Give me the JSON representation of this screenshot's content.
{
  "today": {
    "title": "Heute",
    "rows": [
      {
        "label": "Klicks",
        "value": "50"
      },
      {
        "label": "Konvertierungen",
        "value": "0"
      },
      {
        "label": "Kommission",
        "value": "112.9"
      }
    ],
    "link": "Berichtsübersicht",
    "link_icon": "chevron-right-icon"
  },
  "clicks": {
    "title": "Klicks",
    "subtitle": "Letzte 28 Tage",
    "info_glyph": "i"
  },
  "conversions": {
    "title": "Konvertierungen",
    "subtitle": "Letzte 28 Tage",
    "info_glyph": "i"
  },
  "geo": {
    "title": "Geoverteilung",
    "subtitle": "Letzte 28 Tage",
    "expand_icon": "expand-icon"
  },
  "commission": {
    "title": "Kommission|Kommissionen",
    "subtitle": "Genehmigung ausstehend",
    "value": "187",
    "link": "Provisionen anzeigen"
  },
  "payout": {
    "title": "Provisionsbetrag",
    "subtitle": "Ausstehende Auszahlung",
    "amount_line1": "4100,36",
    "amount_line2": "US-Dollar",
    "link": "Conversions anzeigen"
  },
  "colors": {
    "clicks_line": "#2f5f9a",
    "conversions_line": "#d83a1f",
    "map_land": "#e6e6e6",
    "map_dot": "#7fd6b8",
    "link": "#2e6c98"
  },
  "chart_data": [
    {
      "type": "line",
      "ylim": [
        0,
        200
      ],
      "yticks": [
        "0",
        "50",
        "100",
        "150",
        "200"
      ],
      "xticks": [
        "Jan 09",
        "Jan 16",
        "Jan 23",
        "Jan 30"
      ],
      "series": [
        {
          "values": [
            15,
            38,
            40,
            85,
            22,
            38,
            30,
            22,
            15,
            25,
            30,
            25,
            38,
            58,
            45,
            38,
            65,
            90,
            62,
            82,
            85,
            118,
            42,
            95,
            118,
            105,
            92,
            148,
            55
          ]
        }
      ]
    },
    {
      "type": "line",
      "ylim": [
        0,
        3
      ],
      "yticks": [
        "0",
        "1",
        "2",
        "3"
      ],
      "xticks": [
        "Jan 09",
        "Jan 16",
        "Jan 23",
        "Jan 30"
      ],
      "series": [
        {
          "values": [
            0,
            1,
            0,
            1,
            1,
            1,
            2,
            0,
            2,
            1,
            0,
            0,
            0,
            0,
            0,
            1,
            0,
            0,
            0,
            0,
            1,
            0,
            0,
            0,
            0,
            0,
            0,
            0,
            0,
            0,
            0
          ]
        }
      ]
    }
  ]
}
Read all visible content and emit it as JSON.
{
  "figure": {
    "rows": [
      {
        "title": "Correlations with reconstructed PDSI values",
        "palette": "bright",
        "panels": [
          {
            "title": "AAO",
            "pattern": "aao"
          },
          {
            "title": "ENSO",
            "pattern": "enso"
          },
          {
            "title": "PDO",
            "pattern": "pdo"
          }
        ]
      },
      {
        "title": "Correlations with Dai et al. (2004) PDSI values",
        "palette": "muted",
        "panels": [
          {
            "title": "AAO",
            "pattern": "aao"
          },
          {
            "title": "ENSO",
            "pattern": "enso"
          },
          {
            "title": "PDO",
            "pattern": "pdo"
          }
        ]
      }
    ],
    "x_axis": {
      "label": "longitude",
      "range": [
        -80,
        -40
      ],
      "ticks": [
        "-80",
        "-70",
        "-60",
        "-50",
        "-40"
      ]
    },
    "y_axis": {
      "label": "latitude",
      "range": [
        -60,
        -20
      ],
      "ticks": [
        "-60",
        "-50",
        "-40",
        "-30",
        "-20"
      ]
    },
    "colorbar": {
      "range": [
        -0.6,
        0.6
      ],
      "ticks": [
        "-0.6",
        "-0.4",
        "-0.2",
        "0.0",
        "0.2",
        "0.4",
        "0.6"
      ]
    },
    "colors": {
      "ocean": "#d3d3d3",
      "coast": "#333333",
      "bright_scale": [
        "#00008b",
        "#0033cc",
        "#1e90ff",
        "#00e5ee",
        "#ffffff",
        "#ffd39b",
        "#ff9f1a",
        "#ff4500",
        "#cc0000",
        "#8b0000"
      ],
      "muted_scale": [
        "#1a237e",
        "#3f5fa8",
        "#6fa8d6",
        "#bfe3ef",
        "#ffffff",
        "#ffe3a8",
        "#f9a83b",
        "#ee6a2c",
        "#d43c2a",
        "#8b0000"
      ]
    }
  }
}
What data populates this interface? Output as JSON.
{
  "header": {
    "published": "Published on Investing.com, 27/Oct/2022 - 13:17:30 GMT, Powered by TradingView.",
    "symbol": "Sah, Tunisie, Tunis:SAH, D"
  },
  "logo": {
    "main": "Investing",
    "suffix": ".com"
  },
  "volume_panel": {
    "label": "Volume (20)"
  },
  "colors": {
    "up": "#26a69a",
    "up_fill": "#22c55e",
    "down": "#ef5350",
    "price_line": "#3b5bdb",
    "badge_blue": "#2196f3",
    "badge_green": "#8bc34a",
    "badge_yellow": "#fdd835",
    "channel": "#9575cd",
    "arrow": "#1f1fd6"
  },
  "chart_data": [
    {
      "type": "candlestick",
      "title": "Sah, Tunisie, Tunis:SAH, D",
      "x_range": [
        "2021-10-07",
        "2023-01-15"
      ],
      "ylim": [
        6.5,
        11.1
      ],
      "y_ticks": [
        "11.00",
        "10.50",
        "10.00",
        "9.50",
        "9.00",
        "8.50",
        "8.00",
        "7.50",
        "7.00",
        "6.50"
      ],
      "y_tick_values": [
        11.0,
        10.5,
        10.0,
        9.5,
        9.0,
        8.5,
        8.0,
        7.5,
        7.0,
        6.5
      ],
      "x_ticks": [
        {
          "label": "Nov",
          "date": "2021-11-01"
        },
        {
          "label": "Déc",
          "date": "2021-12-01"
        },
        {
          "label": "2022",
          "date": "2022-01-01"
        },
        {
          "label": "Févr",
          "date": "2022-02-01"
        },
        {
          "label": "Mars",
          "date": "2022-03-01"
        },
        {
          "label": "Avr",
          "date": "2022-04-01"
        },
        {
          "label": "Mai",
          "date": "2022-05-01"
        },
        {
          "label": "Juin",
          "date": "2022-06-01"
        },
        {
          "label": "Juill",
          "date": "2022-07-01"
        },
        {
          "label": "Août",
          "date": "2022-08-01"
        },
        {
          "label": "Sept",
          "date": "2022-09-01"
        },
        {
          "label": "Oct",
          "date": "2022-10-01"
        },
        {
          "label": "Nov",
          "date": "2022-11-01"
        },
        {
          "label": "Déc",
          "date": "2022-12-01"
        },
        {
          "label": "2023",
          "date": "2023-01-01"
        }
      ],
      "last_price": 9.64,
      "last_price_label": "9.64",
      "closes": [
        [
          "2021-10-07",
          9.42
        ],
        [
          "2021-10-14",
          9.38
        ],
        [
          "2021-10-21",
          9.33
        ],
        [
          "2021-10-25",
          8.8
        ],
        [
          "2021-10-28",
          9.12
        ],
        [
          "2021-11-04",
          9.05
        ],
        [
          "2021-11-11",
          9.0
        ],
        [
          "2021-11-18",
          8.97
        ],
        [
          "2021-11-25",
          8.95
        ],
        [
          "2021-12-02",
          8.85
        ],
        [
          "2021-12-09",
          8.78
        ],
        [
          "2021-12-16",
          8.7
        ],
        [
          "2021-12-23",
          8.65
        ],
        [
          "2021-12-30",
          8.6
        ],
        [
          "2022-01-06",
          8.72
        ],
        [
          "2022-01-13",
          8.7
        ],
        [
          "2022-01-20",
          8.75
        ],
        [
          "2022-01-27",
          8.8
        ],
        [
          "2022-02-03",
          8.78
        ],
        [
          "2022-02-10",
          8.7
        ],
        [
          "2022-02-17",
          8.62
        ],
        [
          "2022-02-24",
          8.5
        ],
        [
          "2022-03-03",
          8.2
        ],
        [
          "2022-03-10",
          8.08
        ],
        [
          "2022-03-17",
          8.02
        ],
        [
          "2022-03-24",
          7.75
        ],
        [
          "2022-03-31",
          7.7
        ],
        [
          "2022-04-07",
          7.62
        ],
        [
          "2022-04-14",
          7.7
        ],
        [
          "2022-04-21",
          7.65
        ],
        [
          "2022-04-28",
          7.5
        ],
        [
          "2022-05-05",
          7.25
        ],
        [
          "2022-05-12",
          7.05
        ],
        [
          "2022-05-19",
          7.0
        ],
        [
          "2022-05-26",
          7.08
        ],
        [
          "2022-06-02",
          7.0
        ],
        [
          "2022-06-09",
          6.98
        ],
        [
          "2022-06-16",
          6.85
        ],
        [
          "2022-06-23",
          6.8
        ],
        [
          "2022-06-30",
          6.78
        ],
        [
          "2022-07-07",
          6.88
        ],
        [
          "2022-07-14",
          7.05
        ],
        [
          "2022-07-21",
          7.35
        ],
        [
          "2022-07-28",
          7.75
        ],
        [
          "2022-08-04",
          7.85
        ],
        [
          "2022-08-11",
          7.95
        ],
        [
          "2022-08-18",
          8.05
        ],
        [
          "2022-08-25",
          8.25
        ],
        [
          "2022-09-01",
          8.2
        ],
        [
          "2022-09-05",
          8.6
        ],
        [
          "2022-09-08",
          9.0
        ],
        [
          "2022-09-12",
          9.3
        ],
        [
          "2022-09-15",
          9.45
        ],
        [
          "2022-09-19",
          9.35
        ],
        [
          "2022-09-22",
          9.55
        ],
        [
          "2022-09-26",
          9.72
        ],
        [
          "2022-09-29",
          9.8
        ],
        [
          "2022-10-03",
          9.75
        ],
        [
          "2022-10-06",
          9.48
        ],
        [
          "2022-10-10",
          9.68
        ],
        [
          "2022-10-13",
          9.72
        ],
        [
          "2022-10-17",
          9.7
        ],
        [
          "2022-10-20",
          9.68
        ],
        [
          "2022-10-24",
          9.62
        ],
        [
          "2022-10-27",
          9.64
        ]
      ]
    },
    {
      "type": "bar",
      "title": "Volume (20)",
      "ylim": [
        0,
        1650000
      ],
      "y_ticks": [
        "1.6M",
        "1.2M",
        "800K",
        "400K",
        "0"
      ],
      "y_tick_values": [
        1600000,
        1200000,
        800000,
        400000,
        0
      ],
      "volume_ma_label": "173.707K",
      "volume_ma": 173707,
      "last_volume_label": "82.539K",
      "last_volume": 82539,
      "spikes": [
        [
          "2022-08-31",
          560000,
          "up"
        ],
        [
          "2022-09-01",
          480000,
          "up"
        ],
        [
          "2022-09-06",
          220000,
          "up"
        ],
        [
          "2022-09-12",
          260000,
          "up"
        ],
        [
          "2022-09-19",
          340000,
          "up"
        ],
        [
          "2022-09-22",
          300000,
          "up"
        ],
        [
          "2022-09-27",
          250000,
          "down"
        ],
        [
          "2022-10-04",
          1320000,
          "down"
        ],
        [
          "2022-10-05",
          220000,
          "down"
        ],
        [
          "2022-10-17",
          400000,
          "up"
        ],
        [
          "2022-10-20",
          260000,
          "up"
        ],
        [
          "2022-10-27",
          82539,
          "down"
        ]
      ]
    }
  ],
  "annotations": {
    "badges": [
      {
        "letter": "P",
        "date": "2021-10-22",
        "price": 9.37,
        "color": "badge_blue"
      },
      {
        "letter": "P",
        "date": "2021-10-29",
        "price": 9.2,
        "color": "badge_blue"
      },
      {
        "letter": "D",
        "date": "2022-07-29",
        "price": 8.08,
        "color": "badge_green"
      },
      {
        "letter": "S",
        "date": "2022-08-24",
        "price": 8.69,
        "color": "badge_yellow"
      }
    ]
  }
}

[Requirement]: Among the lines above, determine how many hold the word "Kommission"; report the figure alone.

[Result of this exercise]: 2